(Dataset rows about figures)
----------
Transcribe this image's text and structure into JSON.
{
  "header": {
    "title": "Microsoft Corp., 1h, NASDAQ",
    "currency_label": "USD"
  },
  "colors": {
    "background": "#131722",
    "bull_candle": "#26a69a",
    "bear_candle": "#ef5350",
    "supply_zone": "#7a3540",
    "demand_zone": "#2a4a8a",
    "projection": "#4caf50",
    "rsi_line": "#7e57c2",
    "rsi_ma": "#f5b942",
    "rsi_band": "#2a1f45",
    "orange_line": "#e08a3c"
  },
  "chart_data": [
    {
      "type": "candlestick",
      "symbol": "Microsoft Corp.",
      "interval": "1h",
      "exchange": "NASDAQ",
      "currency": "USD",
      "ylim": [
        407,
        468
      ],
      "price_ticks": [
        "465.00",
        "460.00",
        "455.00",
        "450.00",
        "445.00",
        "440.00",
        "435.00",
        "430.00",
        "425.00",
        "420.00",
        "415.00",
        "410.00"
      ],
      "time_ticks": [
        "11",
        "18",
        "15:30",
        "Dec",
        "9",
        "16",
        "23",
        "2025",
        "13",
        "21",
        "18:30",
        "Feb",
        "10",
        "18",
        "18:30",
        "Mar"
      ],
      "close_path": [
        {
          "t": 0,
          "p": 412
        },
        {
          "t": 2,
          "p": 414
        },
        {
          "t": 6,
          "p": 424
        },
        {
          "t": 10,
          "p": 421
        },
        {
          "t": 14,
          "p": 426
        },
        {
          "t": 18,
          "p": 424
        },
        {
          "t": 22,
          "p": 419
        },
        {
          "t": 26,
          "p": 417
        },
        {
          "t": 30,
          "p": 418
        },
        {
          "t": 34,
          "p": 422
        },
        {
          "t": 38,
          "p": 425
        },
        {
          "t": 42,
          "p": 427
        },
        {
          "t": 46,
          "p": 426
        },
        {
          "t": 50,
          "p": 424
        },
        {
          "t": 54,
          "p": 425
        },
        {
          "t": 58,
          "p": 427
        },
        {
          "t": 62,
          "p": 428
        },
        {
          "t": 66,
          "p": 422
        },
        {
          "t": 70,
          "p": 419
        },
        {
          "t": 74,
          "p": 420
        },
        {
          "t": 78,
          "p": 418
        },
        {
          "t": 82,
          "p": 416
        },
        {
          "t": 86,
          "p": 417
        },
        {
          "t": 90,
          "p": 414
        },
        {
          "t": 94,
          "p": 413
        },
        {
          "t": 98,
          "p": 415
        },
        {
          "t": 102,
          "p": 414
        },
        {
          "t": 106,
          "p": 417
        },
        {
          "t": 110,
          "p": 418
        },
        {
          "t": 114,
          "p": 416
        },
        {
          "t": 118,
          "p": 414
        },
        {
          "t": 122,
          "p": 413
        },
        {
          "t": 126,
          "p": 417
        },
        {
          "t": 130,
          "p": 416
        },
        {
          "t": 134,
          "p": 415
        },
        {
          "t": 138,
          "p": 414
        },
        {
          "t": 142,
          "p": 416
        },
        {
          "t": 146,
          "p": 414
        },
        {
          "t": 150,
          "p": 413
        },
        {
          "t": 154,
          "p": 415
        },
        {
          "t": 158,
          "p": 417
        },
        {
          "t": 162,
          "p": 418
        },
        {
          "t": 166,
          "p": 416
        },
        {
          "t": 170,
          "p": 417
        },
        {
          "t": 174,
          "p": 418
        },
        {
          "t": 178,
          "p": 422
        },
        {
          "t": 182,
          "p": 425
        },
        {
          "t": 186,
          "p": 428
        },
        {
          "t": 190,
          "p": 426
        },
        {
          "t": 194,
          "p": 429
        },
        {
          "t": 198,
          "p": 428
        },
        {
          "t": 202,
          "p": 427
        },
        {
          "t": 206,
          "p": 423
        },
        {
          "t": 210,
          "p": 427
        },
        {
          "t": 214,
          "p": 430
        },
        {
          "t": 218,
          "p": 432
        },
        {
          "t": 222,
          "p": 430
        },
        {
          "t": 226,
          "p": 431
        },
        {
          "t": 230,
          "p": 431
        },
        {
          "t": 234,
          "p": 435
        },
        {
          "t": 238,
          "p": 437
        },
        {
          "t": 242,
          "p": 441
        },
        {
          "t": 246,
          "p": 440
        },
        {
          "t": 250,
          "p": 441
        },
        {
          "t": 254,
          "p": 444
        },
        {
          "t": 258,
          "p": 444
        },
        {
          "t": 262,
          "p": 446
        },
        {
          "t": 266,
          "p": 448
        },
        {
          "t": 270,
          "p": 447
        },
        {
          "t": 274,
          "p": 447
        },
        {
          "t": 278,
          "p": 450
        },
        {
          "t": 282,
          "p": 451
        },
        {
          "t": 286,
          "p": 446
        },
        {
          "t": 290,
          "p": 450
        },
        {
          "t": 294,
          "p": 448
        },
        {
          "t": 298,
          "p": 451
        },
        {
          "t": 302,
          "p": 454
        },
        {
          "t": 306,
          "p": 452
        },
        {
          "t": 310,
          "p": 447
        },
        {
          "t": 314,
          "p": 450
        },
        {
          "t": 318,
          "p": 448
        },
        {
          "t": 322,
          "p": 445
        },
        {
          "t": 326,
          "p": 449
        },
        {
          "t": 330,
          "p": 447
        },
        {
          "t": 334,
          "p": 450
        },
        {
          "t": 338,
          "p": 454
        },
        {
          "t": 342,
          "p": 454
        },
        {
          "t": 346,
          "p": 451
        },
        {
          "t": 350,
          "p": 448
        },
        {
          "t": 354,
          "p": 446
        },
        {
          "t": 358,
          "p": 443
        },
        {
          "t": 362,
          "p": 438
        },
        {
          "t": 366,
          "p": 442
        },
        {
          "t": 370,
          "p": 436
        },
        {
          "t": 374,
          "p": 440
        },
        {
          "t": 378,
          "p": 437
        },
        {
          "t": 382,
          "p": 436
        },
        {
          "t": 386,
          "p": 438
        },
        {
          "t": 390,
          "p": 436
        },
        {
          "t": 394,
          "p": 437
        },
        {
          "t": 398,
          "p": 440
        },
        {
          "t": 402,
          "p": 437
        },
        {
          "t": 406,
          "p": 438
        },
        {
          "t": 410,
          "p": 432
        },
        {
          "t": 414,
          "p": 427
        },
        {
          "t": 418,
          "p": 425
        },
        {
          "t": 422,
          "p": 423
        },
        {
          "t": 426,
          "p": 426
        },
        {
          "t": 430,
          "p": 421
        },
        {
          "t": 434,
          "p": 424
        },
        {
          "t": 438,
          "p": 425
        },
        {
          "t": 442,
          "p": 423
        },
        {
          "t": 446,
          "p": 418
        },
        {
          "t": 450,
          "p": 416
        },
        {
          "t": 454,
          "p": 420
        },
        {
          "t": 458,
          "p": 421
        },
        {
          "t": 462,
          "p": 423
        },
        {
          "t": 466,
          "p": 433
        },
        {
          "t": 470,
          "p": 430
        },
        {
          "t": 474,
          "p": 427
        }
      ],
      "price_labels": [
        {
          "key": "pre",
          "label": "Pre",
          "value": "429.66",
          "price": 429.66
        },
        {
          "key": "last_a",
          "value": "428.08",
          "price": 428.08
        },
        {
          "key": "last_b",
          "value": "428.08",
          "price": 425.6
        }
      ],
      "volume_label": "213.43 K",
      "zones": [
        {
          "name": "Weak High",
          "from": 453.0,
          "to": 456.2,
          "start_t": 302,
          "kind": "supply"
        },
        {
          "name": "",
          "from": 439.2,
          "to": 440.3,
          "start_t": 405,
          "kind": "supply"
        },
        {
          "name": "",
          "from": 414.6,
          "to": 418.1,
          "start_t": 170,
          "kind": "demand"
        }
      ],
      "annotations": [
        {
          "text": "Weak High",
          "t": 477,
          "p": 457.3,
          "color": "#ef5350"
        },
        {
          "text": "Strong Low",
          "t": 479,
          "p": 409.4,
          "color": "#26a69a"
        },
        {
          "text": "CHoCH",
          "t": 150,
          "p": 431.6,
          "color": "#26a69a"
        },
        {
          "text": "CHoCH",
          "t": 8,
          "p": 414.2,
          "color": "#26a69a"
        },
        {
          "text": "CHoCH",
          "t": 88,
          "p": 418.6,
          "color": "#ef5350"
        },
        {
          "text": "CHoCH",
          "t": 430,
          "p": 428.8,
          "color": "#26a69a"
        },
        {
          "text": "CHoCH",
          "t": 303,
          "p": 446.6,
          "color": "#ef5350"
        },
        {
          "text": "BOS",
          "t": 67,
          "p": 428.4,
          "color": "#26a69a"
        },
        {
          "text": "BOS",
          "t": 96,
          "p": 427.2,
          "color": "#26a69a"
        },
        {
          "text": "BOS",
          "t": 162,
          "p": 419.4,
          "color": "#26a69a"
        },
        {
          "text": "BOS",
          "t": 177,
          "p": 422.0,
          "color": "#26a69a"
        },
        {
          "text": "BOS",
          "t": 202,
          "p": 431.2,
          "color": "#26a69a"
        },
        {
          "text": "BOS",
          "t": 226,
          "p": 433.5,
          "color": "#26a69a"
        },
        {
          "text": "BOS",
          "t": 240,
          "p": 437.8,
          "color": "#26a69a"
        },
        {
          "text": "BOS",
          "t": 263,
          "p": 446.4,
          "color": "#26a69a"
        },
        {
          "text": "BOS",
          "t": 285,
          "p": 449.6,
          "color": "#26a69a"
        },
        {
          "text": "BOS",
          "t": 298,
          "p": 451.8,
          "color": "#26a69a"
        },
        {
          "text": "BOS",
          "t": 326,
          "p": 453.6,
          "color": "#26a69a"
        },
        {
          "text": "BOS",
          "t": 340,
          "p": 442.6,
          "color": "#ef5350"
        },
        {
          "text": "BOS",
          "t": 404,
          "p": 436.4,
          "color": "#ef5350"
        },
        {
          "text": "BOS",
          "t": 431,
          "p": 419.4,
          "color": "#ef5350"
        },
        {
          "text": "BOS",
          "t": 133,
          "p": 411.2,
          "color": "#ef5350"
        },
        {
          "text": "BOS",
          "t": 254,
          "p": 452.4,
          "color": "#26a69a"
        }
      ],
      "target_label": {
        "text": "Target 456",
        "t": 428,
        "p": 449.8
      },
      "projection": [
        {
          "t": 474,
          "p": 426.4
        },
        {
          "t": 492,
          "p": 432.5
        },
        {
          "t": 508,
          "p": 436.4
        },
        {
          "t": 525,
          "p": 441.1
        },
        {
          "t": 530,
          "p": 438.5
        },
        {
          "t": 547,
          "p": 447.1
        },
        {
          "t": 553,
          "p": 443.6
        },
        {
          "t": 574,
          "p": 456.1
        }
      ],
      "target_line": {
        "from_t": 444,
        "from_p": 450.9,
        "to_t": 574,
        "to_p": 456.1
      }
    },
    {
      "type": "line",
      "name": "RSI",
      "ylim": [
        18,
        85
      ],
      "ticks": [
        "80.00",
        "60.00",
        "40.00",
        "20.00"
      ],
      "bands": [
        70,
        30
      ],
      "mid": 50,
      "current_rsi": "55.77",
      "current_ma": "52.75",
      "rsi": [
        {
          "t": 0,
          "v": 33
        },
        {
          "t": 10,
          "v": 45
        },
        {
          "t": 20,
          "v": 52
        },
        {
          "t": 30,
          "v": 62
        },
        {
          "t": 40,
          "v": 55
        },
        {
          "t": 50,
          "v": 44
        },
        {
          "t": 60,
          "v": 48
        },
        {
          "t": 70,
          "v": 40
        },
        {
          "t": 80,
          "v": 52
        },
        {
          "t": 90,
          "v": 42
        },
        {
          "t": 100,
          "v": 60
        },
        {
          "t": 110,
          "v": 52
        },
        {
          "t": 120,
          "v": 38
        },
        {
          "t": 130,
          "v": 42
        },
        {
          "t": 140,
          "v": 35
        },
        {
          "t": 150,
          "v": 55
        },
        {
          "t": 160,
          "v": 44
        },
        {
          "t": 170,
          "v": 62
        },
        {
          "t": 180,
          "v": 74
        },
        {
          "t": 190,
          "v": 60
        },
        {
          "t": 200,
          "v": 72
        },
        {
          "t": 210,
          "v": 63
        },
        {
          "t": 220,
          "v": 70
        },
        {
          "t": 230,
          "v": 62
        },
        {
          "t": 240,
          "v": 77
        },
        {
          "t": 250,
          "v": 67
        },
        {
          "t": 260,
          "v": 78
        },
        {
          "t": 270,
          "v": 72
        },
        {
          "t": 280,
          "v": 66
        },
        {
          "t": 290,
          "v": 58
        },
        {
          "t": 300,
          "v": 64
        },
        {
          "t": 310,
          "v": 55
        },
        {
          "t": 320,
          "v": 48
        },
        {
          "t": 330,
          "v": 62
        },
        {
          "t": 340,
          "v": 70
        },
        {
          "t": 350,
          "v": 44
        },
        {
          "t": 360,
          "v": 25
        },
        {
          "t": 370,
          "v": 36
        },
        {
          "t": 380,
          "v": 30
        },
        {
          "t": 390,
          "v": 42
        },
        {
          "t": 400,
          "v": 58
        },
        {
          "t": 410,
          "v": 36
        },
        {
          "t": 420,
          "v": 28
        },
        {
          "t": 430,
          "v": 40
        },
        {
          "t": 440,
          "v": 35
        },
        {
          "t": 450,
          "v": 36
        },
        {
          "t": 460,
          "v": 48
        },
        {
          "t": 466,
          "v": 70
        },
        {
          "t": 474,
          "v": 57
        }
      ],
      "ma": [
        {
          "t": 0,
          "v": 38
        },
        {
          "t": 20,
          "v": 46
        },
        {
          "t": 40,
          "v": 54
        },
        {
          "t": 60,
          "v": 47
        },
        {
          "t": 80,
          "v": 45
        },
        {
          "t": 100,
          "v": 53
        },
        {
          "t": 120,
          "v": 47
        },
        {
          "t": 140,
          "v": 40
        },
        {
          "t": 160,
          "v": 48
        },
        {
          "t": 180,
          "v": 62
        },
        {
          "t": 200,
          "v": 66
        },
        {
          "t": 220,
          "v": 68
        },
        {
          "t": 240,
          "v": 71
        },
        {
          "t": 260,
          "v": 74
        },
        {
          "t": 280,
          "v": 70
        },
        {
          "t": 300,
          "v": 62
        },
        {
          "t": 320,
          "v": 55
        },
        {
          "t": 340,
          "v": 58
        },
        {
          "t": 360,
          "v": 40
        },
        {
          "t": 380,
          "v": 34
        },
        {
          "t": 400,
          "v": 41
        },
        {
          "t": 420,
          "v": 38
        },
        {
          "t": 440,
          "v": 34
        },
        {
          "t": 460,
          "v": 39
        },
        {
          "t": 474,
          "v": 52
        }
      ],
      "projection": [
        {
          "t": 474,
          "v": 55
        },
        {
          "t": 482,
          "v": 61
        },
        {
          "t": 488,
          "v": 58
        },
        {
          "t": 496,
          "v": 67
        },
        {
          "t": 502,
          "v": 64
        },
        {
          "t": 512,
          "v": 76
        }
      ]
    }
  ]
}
----------
(Work to complete): Scan the records above for the string "NASDAQ", then report every line that contains it.

(Answer for this exercise):
    "title": "Microsoft Corp., 1h, NASDAQ",
      "exchange": "NASDAQ",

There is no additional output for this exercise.